* Prompt: Lines holding the string "ylabel" are the ones to copy from this listing.

* Supplied records:
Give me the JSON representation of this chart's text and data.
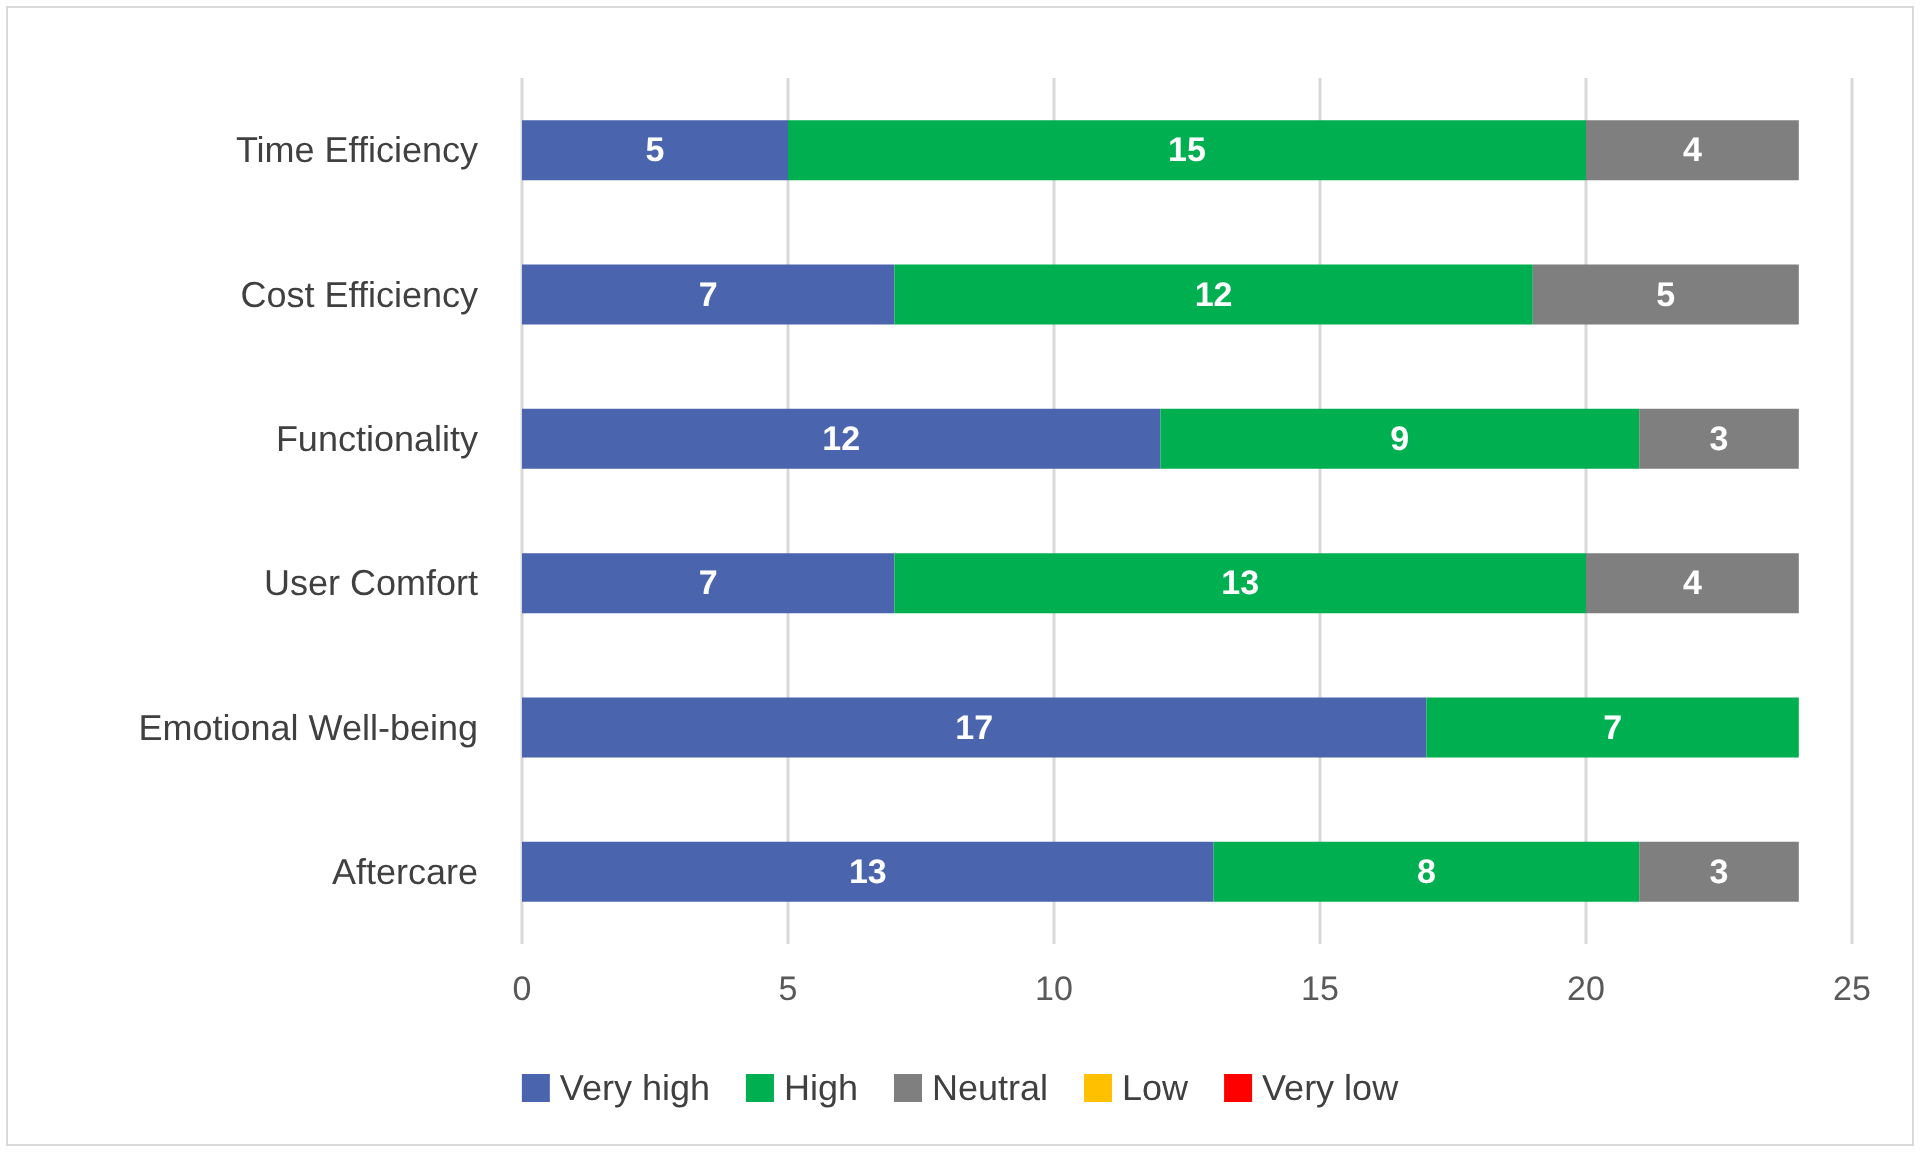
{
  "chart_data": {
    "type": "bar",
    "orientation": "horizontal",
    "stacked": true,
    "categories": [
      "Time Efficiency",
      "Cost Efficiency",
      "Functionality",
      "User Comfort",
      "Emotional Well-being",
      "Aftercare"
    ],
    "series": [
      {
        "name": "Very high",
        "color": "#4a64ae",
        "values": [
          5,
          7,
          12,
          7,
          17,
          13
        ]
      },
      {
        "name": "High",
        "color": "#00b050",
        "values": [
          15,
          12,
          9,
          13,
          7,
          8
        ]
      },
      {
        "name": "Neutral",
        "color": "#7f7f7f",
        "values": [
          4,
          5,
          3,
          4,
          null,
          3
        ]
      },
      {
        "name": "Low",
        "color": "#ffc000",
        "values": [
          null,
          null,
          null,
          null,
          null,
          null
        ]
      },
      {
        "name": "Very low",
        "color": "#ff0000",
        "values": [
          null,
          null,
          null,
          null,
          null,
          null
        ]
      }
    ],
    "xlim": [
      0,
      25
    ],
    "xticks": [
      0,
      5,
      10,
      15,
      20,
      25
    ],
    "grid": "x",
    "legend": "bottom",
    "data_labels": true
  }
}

* * *

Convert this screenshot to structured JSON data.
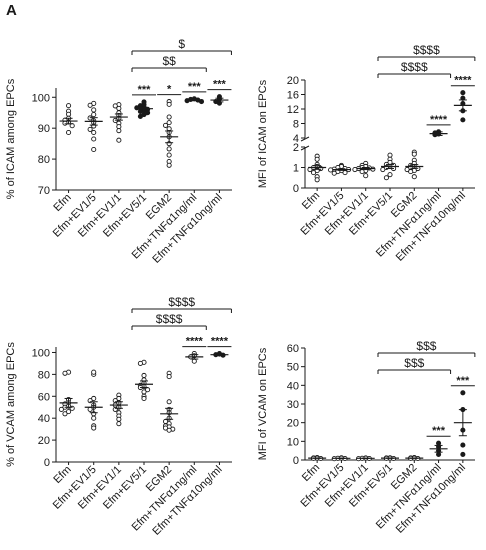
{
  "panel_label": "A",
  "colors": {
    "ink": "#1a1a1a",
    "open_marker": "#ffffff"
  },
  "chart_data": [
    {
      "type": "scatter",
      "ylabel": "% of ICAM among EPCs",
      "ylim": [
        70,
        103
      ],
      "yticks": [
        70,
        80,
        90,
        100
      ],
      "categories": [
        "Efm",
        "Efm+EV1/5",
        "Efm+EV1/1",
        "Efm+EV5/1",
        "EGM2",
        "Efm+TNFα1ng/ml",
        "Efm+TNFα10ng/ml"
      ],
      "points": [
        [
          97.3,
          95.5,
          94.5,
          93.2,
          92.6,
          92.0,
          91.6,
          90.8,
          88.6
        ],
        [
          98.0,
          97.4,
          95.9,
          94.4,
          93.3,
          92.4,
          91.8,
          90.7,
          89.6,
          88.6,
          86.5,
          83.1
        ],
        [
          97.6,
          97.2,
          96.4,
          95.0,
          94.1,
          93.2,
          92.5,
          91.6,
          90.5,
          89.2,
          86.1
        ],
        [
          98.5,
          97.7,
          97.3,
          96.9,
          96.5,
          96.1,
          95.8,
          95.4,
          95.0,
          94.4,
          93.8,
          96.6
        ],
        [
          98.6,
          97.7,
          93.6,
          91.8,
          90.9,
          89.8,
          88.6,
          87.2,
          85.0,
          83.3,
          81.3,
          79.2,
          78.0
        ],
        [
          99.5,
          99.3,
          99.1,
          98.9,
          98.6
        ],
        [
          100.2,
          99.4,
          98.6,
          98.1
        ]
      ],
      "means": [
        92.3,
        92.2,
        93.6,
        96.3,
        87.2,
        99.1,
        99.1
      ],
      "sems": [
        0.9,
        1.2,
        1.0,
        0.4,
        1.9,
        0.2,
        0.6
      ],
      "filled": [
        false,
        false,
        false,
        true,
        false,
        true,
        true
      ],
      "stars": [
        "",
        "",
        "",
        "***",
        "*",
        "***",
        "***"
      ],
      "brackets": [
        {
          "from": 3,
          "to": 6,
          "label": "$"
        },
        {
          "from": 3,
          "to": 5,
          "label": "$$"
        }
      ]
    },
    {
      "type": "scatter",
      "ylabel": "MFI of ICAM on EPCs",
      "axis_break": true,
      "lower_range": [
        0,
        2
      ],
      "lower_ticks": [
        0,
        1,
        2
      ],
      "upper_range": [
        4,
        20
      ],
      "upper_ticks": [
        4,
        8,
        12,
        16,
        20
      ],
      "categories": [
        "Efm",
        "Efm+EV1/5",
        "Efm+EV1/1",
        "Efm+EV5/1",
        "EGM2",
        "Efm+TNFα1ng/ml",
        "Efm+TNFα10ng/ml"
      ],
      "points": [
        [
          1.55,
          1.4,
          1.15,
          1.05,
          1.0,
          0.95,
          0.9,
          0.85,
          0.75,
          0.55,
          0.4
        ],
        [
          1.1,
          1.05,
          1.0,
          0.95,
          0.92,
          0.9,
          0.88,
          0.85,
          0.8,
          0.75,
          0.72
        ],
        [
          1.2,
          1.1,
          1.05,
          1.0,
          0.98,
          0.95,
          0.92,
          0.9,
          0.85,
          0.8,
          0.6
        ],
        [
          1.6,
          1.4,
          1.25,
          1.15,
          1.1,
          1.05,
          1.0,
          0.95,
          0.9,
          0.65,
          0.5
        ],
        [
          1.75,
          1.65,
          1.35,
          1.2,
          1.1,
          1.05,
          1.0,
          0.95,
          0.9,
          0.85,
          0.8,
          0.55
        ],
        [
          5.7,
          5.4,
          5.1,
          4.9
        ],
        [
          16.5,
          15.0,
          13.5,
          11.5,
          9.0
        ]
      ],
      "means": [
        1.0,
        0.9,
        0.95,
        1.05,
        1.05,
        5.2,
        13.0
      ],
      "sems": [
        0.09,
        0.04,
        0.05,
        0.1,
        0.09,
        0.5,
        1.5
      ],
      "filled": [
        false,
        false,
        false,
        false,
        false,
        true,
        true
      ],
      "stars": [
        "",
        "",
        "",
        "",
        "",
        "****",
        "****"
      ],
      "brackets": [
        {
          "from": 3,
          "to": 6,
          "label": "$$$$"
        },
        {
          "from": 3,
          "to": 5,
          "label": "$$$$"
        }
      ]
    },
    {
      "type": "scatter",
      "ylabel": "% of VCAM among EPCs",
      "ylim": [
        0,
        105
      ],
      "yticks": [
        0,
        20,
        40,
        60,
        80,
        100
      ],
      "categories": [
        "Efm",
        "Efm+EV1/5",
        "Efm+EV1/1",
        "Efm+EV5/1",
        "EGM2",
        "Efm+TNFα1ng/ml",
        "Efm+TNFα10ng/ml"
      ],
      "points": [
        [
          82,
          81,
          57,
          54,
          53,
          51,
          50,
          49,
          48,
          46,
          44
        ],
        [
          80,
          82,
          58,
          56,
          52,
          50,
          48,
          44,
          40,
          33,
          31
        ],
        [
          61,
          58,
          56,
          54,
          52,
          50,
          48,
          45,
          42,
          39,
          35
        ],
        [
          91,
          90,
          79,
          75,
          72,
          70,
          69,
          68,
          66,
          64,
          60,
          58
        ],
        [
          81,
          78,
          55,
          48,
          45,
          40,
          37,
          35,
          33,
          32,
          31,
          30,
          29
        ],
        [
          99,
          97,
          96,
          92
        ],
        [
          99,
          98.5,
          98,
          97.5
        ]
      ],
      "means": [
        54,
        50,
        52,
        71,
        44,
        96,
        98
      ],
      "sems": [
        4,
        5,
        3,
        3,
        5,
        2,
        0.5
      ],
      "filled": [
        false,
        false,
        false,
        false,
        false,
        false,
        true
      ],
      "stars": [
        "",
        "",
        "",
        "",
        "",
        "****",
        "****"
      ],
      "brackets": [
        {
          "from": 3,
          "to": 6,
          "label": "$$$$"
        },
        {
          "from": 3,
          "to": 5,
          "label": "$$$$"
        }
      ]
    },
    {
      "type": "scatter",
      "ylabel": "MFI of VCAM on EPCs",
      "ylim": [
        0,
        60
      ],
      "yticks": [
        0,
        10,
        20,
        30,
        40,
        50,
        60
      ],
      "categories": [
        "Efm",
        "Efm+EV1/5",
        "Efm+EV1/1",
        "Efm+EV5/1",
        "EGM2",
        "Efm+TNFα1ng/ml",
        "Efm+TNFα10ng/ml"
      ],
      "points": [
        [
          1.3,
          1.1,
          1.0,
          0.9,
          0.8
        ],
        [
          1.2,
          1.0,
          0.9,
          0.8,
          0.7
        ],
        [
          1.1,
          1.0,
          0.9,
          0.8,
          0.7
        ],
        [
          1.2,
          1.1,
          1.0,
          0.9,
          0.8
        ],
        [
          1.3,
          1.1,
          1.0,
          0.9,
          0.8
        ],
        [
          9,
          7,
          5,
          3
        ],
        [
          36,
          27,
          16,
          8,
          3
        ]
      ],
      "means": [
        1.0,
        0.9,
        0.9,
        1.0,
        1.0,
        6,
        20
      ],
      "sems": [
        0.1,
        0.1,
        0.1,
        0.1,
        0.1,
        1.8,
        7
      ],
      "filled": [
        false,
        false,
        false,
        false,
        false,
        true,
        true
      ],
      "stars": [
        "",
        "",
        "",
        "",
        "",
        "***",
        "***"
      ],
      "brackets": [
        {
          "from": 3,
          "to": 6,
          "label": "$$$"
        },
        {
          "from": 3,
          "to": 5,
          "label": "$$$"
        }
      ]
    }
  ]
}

* Result of this task:
      "ylabel": "% of ICAM among EPCs",
      "ylabel": "MFI of ICAM on EPCs",
      "ylabel": "% of VCAM among EPCs",
      "ylabel": "MFI of VCAM on EPCs",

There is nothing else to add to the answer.